● What is asked: Pull out exactly the lines from the line containing "Give me the" to the line containing "Output the underlying", both lines included, with pictures removed from the copy.

● Provided data:
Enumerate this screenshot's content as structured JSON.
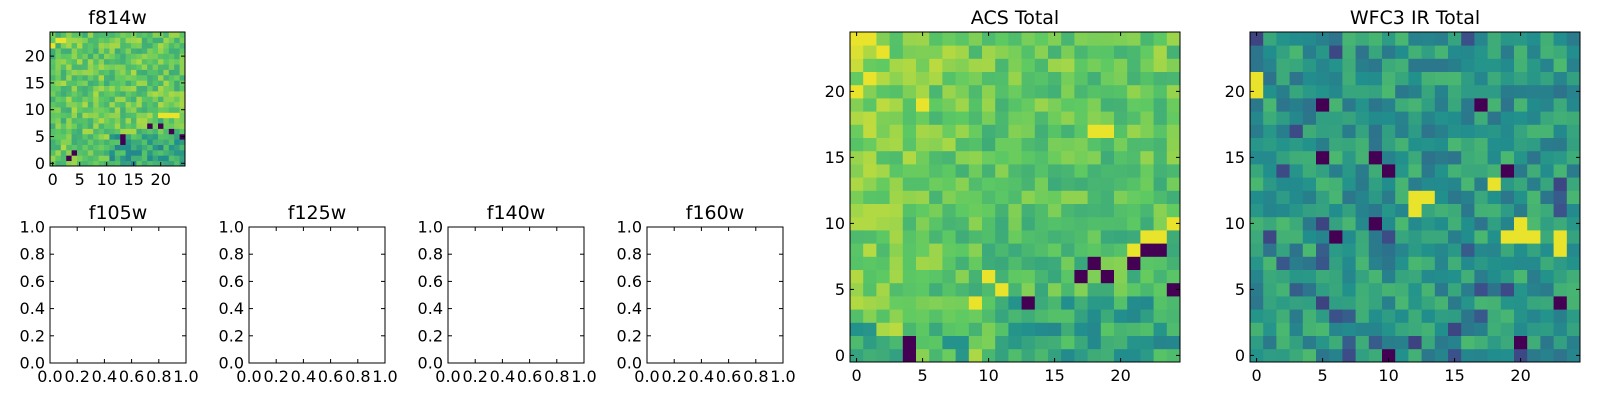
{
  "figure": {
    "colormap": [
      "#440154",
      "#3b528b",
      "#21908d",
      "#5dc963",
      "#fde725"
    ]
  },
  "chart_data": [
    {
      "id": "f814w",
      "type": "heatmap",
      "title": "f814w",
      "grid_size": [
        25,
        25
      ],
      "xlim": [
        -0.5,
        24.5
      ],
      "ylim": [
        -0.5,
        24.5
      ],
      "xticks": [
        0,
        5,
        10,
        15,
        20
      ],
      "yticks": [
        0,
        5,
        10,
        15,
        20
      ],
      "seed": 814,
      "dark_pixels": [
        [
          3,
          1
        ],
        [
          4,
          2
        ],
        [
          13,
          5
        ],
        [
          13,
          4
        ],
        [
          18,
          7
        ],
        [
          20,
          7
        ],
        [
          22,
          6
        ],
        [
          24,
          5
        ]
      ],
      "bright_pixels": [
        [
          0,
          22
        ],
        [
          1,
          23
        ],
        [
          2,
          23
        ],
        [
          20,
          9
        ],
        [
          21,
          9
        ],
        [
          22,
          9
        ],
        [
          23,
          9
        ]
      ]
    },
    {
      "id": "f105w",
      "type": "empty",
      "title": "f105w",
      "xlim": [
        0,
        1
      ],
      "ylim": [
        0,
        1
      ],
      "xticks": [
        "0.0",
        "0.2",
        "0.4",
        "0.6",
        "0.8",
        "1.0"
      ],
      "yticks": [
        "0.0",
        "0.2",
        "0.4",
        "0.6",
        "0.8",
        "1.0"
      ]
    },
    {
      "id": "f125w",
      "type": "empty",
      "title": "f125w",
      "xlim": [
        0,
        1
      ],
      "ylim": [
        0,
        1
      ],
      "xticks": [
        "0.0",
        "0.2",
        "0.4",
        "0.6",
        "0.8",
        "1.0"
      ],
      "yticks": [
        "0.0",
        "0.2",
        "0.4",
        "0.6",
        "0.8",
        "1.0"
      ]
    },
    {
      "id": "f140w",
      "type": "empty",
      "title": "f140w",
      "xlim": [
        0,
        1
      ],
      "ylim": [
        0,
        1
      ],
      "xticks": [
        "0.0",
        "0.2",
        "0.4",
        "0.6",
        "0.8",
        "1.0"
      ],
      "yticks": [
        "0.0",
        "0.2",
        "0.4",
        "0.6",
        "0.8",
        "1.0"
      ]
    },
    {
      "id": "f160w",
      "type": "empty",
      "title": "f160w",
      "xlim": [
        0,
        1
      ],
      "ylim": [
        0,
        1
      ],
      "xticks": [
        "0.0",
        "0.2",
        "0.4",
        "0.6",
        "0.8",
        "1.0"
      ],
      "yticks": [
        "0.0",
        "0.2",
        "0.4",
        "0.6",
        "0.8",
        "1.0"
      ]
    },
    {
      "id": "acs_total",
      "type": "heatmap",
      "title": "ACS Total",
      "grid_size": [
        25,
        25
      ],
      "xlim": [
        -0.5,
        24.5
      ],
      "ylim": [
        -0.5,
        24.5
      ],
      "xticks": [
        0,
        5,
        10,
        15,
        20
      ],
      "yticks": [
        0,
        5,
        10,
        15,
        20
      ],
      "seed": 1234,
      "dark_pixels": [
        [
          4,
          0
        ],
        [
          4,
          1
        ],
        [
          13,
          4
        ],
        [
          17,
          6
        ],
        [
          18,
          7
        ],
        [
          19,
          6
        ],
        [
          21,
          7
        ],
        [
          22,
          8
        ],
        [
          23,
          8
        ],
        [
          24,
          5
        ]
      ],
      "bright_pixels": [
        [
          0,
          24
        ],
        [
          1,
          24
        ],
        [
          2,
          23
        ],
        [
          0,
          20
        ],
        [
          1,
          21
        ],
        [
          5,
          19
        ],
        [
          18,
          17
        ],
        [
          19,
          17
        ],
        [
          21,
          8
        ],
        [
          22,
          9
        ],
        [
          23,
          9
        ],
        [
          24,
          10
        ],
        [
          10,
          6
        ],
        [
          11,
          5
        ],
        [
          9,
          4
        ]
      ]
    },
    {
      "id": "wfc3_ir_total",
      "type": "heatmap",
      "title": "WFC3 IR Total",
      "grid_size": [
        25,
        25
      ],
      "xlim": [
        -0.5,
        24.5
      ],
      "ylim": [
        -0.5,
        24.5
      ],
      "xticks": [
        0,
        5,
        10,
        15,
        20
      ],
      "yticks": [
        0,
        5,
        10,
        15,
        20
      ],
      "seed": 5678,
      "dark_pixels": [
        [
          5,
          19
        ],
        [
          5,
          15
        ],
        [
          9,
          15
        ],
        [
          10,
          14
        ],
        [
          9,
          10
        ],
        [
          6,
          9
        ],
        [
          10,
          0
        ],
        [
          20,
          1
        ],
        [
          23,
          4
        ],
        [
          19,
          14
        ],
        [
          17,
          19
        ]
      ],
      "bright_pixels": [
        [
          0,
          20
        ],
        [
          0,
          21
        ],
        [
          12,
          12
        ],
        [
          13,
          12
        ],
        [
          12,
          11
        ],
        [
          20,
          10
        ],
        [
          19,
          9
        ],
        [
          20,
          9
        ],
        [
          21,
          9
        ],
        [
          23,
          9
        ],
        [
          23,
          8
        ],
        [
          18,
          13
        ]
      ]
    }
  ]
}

---

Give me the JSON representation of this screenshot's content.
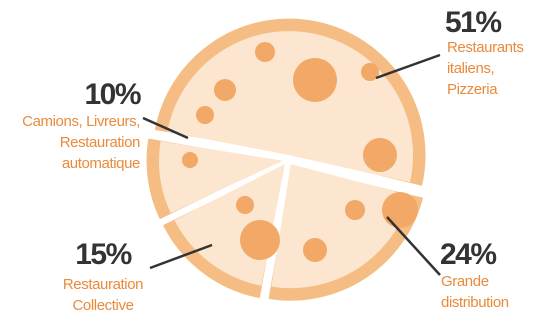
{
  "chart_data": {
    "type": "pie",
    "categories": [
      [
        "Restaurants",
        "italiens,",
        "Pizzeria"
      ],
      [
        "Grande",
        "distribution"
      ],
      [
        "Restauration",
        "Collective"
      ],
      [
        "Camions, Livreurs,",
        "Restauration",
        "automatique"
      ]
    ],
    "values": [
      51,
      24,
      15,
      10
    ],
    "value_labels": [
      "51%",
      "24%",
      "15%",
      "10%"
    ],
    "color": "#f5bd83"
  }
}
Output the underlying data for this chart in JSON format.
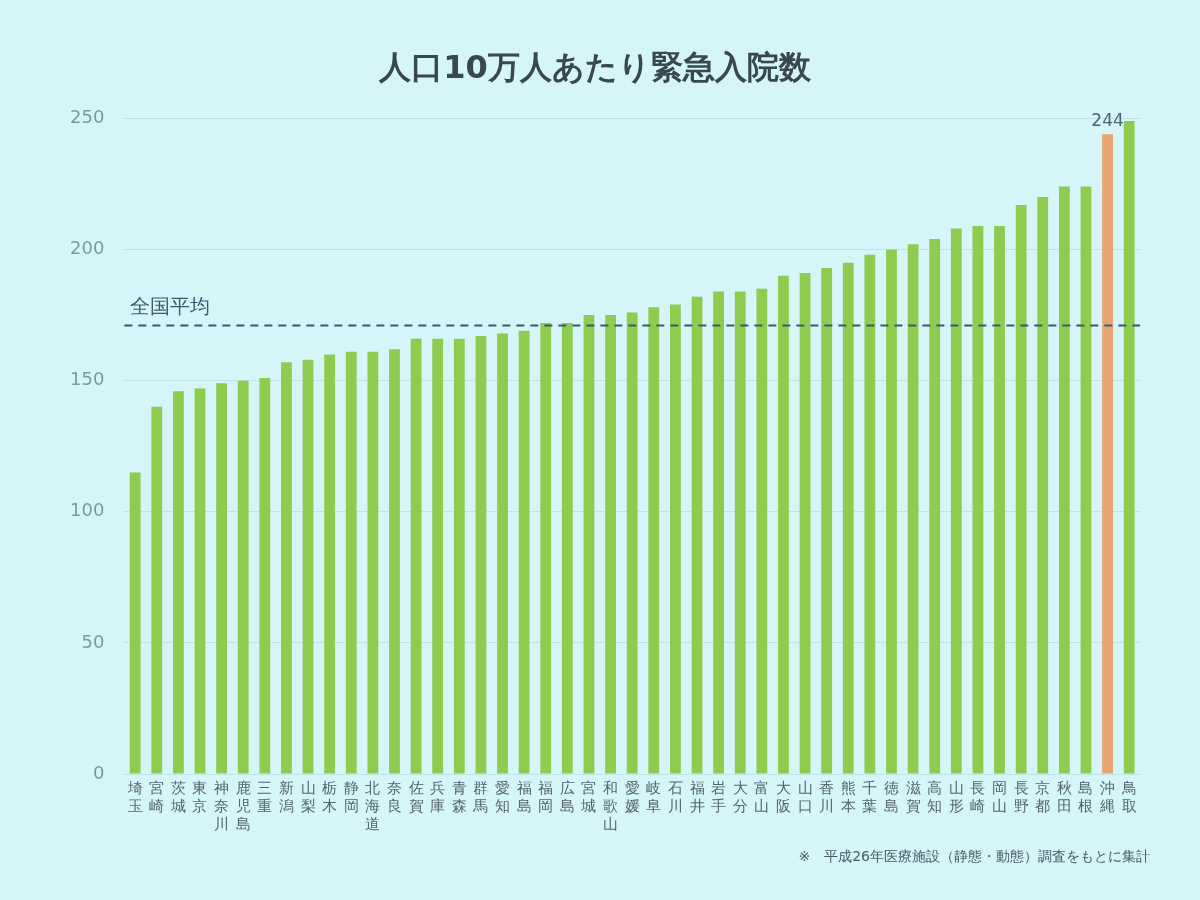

● Exercise result:
Give me the JSON representation of this screenshot's content.
{
  "chart_data": {
    "type": "pie",
    "categories": [
      [
        "Restaurants",
        "italiens,",
        "Pizzeria"
      ],
      [
        "Grande",
        "distribution"
      ],
      [
        "Restauration",
        "Collective"
      ],
      [
        "Camions, Livreurs,",
        "Restauration",
        "automatique"
      ]
    ],
    "values": [
      51,
      24,
      15,
      10
    ],
    "value_labels": [
      "51%",
      "24%",
      "15%",
      "10%"
    ],
    "color": "#f5bd83"
  }
}
Output the underlying data for this chart in JSON format.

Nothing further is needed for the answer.